## Exercise requirements
How many of the lines that follow contain the word "figli"? Give only the number.

(Lines of data)
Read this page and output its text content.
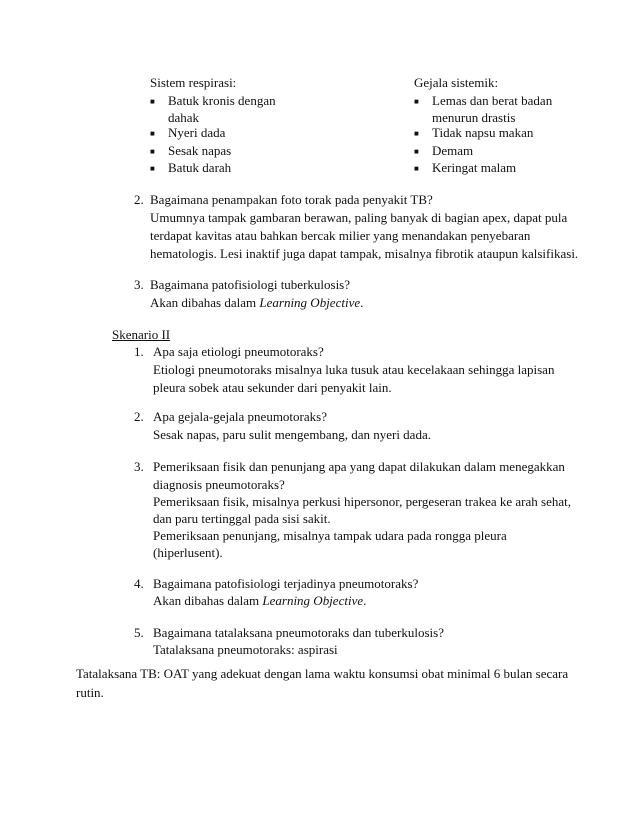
Sistem respirasi:
■ Batuk kronis dengan
dahak
■ Nyeri dada
■ Sesak napas
■ Batuk darah
Gejala sistemik:
■ Lemas dan berat badan
menurun drastis
■ Tidak napsu makan
■ Demam
■ Keringat malam
2. Bagaimana penampakan foto torak pada penyakit TB?
Umumnya tampak gambaran berawan, paling banyak di bagian apex, dapat pula
terdapat kavitas atau bahkan bercak milier yang menandakan penyebaran
hematologis. Lesi inaktif juga dapat tampak, misalnya fibrotik ataupun kalsifikasi.
3. Bagaimana patofisiologi tuberkulosis?
Akan dibahas dalam Learning Objective.
Skenario II
1. Apa saja etiologi pneumotoraks?
Etiologi pneumotoraks misalnya luka tusuk atau kecelakaan sehingga lapisan
pleura sobek atau sekunder dari penyakit lain.
2. Apa gejala-gejala pneumotoraks?
Sesak napas, paru sulit mengembang, dan nyeri dada.
3. Pemeriksaan fisik dan penunjang apa yang dapat dilakukan dalam menegakkan
diagnosis pneumotoraks?
Pemeriksaan fisik, misalnya perkusi hipersonor, pergeseran trakea ke arah sehat,
dan paru tertinggal pada sisi sakit.
Pemeriksaan penunjang, misalnya tampak udara pada rongga pleura
(hiperlusent).
4. Bagaimana patofisiologi terjadinya pneumotoraks?
Akan dibahas dalam Learning Objective.
5. Bagaimana tatalaksana pneumotoraks dan tuberkulosis?
Tatalaksana pneumotoraks: aspirasi
Tatalaksana TB: OAT yang adekuat dengan lama waktu konsumsi obat minimal 6 bulan secara
rutin.
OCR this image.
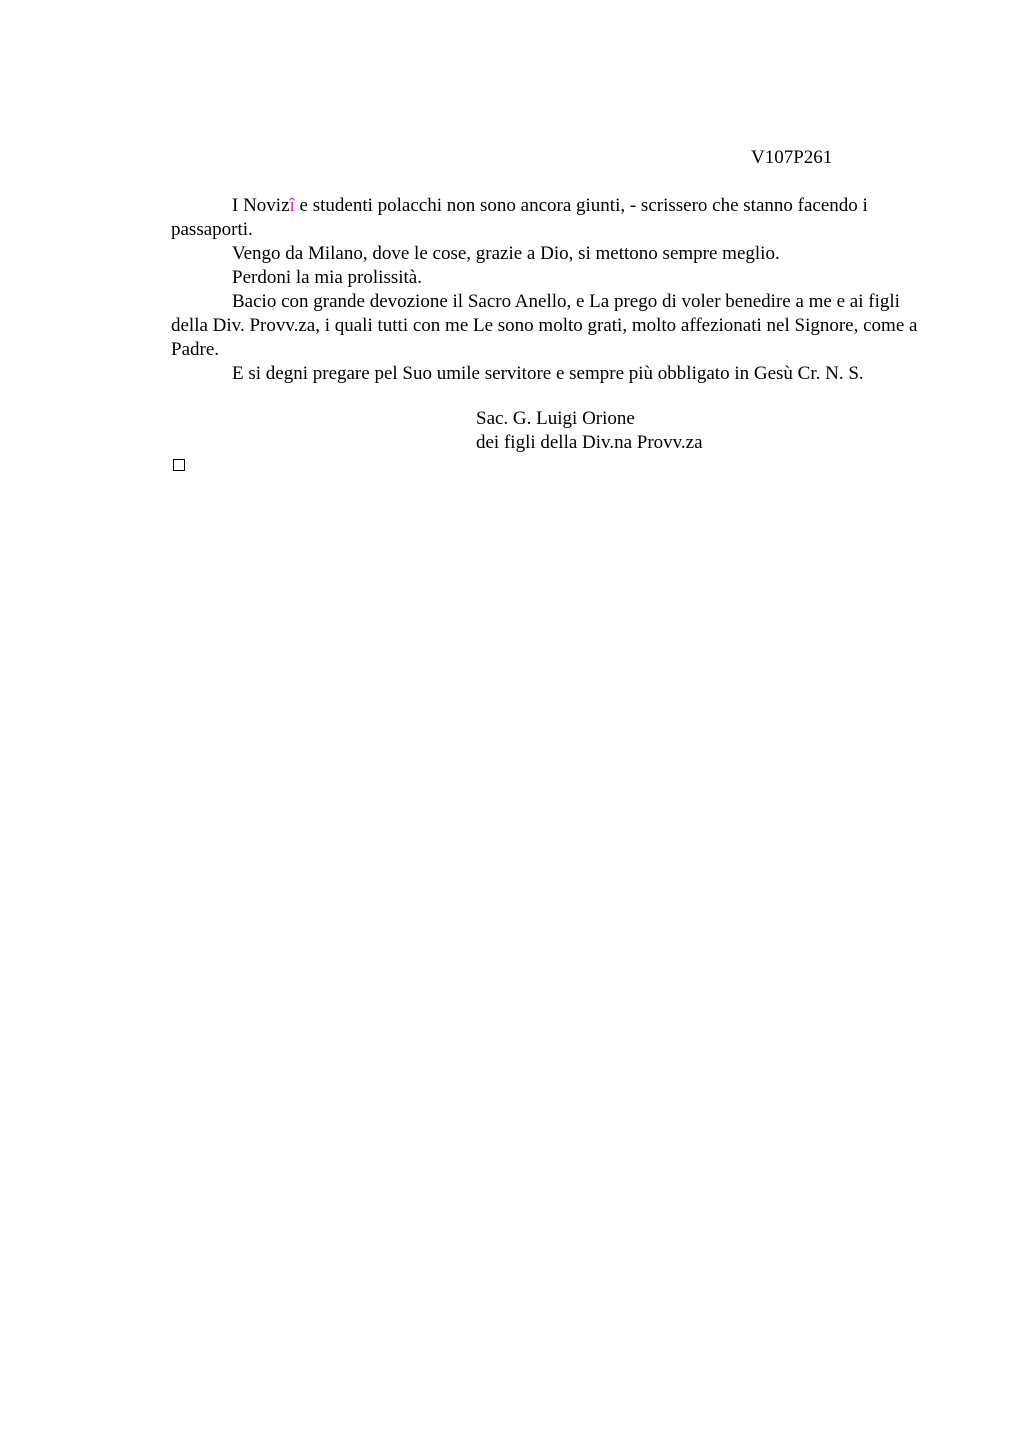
V107P261

I Novizî e studenti polacchi non sono ancora giunti, - scrissero che stanno facendo i passaporti.

Vengo da Milano, dove le cose, grazie a Dio, si mettono sempre meglio.

Perdoni la mia prolissità.

Bacio con grande devozione il Sacro Anello, e La prego di voler benedire a me e ai figli della Div. Provv.za, i quali tutti con me Le sono molto grati, molto affezionati nel Signore, come a Padre.

E si degni pregare pel Suo umile servitore e sempre più obbligato in Gesù Cr. N. S.

Sac. G. Luigi Orione
dei figli della Div.na Provv.za
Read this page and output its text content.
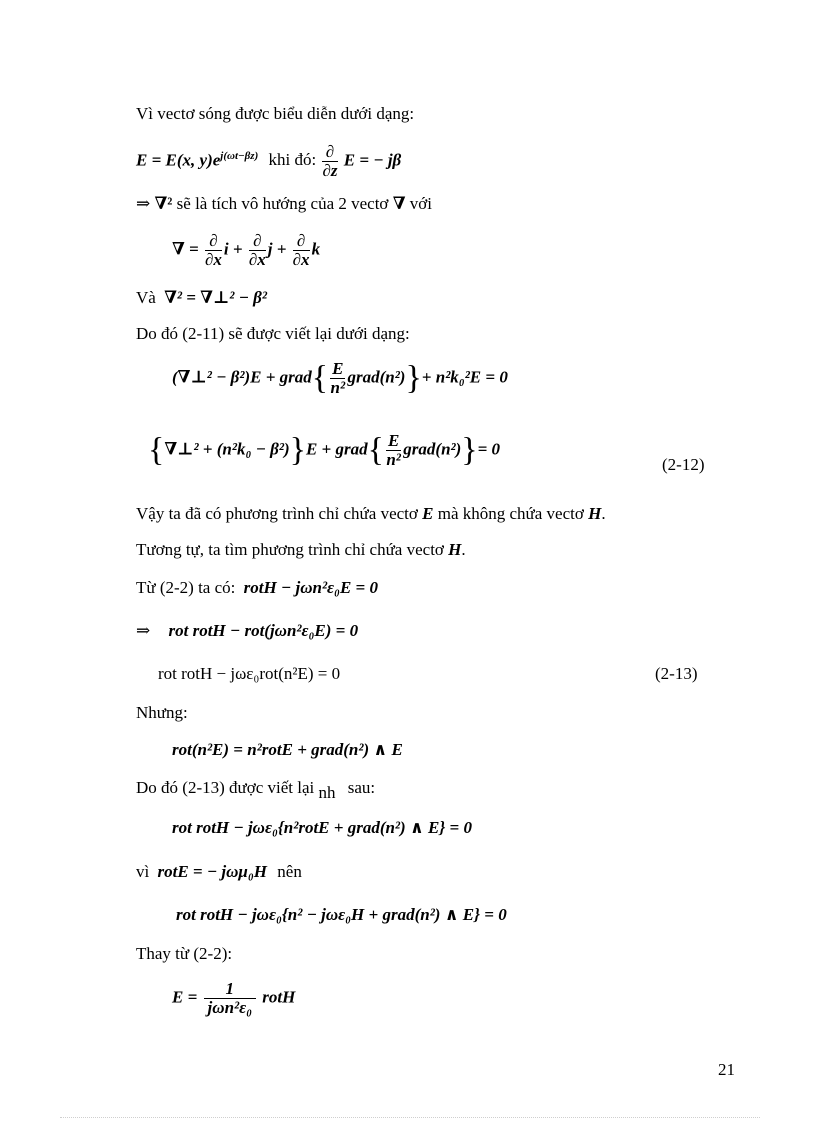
Vì vectơ sóng được biểu diễn dưới dạng:
E = E(x, $y)e^{j(\omega t-\beta z)}$ khi đó: $\frac{\partial}{\partial z}$ E = − jβ
⇒ ∇² sẽ là tích vô hướng của 2 vectơ ∇ với
∇ = $\frac{\partial}{\partial x}$ $i + \frac{\partial}{\partial x}$ $j + \frac{\partial}{\partial x}$ k
Và ∇² = ∇⊥² − β²
Do đó (2-11) sẽ được viết lại dưới dạng:
(∇⊥² − β²)E + grad{ $\frac{E}{\text{n²}}$ grad(n²)}+ n²k₀²E = 0
{∇⊥² + (n²k₀ − β²)}E + grad{ $\frac{E}{\text{n²}}$ grad(n²)}= 0
(2-12)
Vậy ta đã có phương trình chỉ chứa vectơ E mà không chứa vectơ H.
Tương tự, ta tìm phương trình chỉ chứa vectơ H.
Từ (2-2) ta có: rotH − jωn²ε₀E = 0
⇒ rot rotH − rot(jωn²ε₀E) = 0
rot rotH − jωε₀rot(n²E) = 0	(2-13)
Nhưng:
rot(n²E) = n²rotE + grad(n²) ∧ E
Do đó (2-13) được viết lại nh sau:
rot rotH − jωε₀{n²rotE + grad(n²) ∧ E} = 0
vì rotE = − jωμ₀H nên
rot rotH − jωε₀{n² − jωε₀H + grad(n²) ∧ E} = 0
Thay từ (2-2):
$E = \frac{1}{\text{jωn²ε₀}}$ rotH
21
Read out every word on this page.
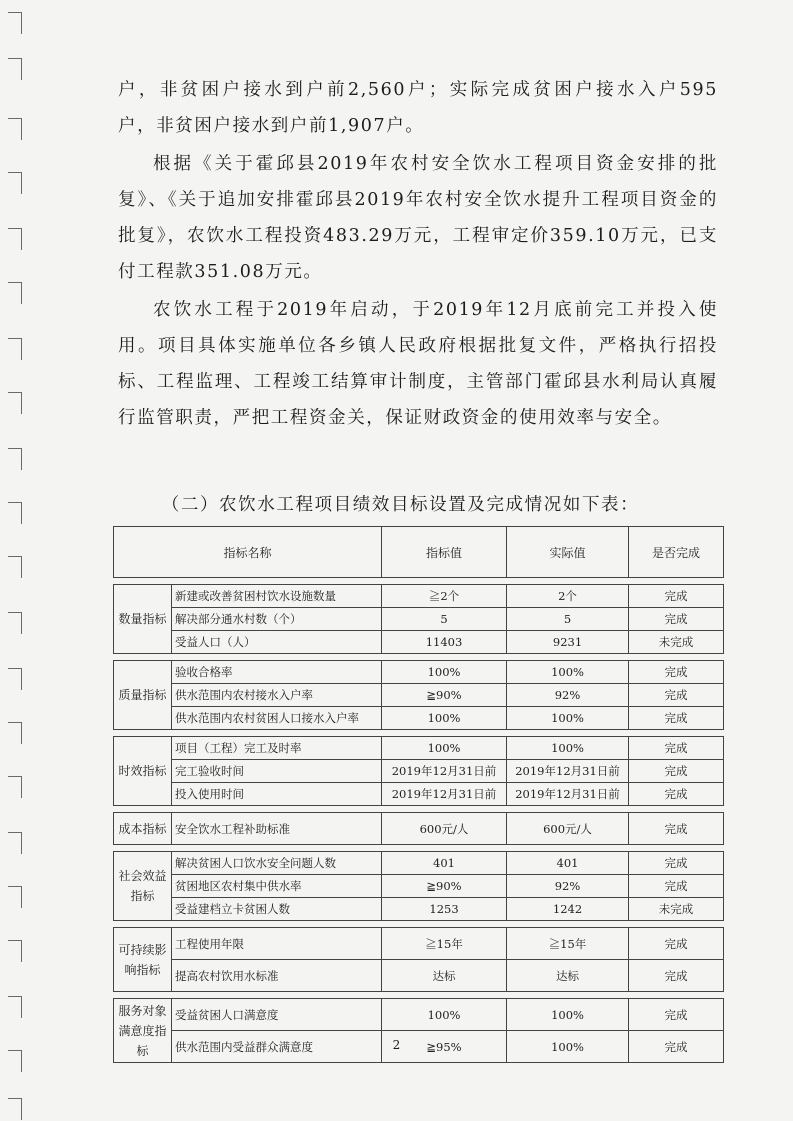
户，非贫困户接水到户前2,560户；实际完成贫困户接水入户595 户，非贫困户接水到户前1,907户。

根据《关于霍邱县2019年农村安全饮水工程项目资金安排的批复》、《关于追加安排霍邱县2019年农村安全饮水提升工程项目资金的批复》，农饮水工程投资483.29万元，工程审定价359.10万元，已支付工程款351.08万元。

农饮水工程于2019年启动，于2019年12月底前完工并投入使用。项目具体实施单位各乡镇人民政府根据批复文件，严格执行招投标、工程监理、工程竣工结算审计制度，主管部门霍邱县水利局认真履行监管职责，严把工程资金关，保证财政资金的使用效率与安全。

（二）农饮水工程项目绩效目标设置及完成情况如下表：
指标名称		指标值	实际值	是否完成

数量指标	新建或改善贫困村饮水设施数量	≧2个	2个	完成
	解决部分通水村数（个）	5	5	完成
	受益人口（人）	11403	9231	未完成

质量指标	验收合格率	100%	100%	完成
	供水范围内农村接水入户率	≧90%	92%	完成
	供水范围内农村贫困人口接水入户率	100%	100%	完成

时效指标	项目（工程）完工及时率	100%	100%	完成
	完工验收时间	2019年12月31日前	2019年12月31日前	完成
	投入使用时间	2019年12月31日前	2019年12月31日前	完成

成本指标	安全饮水工程补助标准	600元/人	600元/人	完成

社会效益指标	解决贫困人口饮水安全问题人数	401	401	完成
	贫困地区农村集中供水率	≧90%	92%	完成
	受益建档立卡贫困人数	1253	1242	未完成

可持续影响指标	工程使用年限	≧15年	≧15年	完成
	提高农村饮用水标准	达标	达标	完成

服务对象满意度指标	受益贫困人口满意度	100%	100%	完成
	供水范围内受益群众满意度	≧95%	100%	完成
2
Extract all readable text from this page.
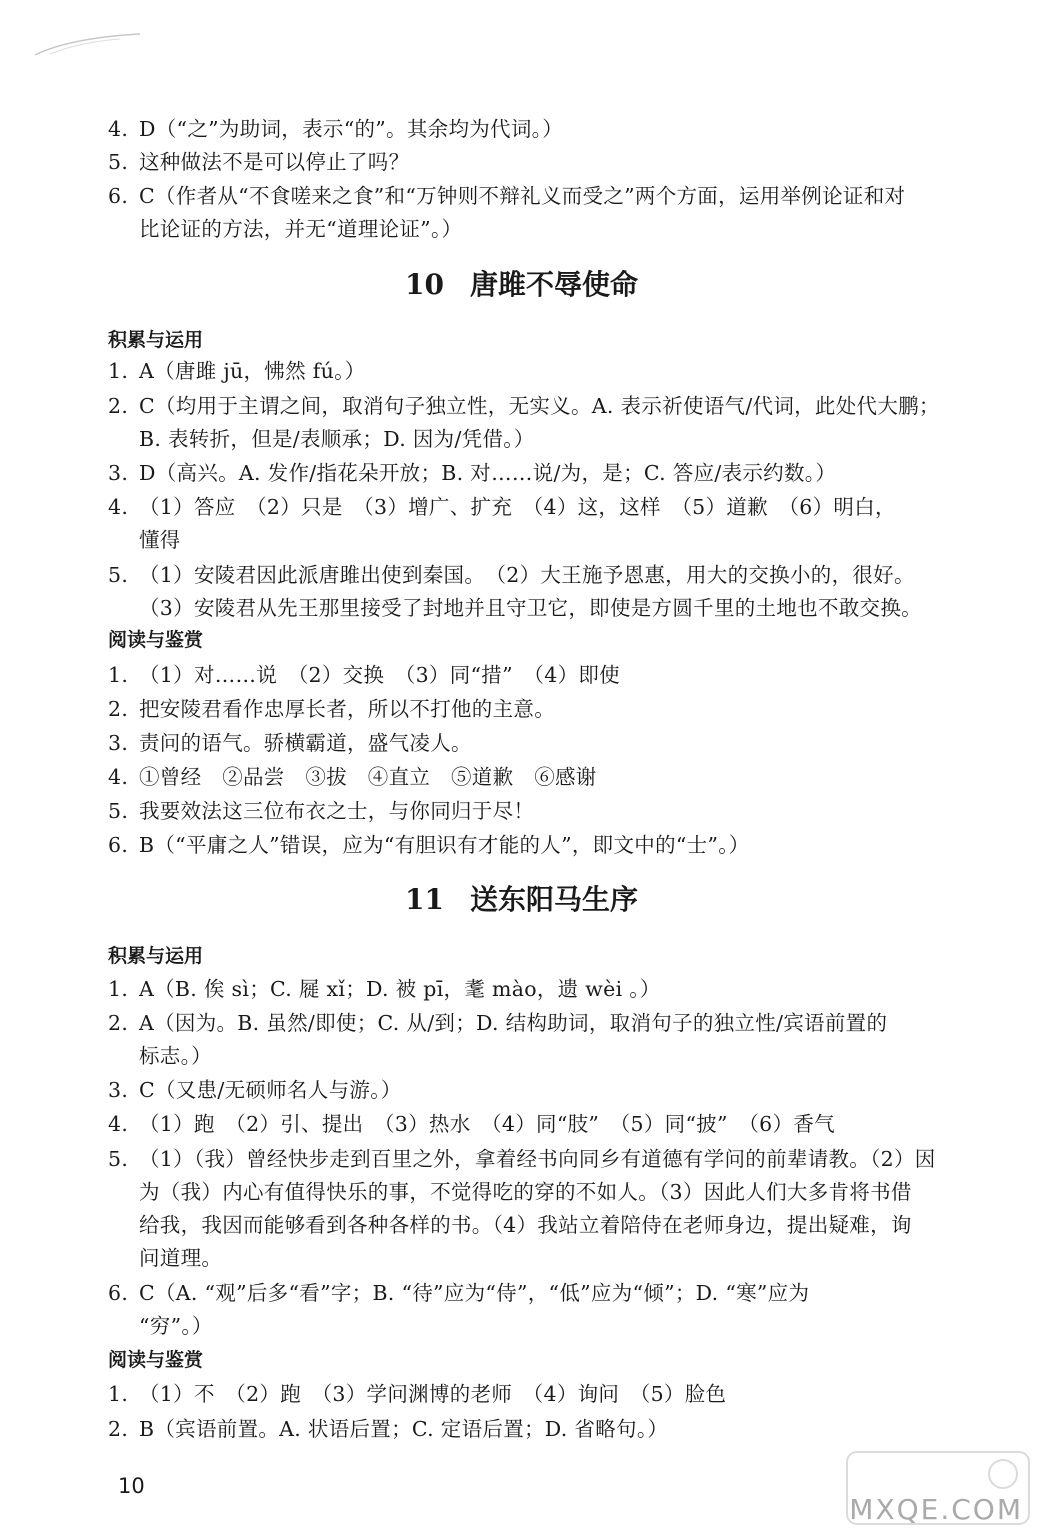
4. D（“之”为助词，表示“的”。其余均为代词。）
5. 这种做法不是可以停止了吗？
6. C（作者从“不食嗟来之食”和“万钟则不辩礼义而受之”两个方面，运用举例论证和对
比论证的方法，并无“道理论证”。）
10 唐雎不辱使命
积累与运用
1. A（唐雎 jū，怫然 fú。）
2. C（均用于主谓之间，取消句子独立性，无实义。A. 表示祈使语气/代词，此处代大鹏；
B. 表转折，但是/表顺承；D. 因为/凭借。）
3. D（高兴。A. 发作/指花朵开放；B. 对……说/为，是；C. 答应/表示约数。）
4. （1）答应　（2）只是　（3）增广、扩充　（4）这，这样　（5）道歉　（6）明白，
懂得
5. （1）安陵君因此派唐雎出使到秦国。　（2）大王施予恩惠，用大的交换小的，很好。
（3）安陵君从先王那里接受了封地并且守卫它，即使是方圆千里的土地也不敢交换。
阅读与鉴赏
1. （1）对……说　（2）交换　（3）同“措”　（4）即使
2. 把安陵君看作忠厚长者，所以不打他的主意。
3. 责问的语气。骄横霸道，盛气凌人。
4. ①曾经　②品尝　③拔　④直立　⑤道歉　⑥感谢
5. 我要效法这三位布衣之士，与你同归于尽！
6. B（“平庸之人”错误，应为“有胆识有才能的人”，即文中的“士”。）
11 送东阳马生序
积累与运用
1. A（B. 俟 sì；C. 屣 xǐ；D. 被 pī，耄 mào，遗 wèi 。）
2. A（因为。B. 虽然/即使；C. 从/到；D. 结构助词，取消句子的独立性/宾语前置的
标志。）
3. C（又患/无硕师名人与游。）
4. （1）跑　（2）引、提出　（3）热水　（4）同“肢”　（5）同“披”　（6）香气
5. （1）（我）曾经快步走到百里之外，拿着经书向同乡有道德有学问的前辈请教。（2）因
为（我）内心有值得快乐的事，不觉得吃的穿的不如人。（3）因此人们大多肯将书借
给我，我因而能够看到各种各样的书。（4）我站立着陪侍在老师身边，提出疑难，询
问道理。
6. C（A. “观”后多“看”字；B. “待”应为“侍”，“低”应为“倾”；D. “寒”应为
“穷”。）
阅读与鉴赏
1. （1）不　（2）跑　（3）学问渊博的老师　（4）询问　（5）脸色
2. B（宾语前置。A. 状语后置；C. 定语后置；D. 省略句。）
10
MXQE.COM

## Result of the exercise
2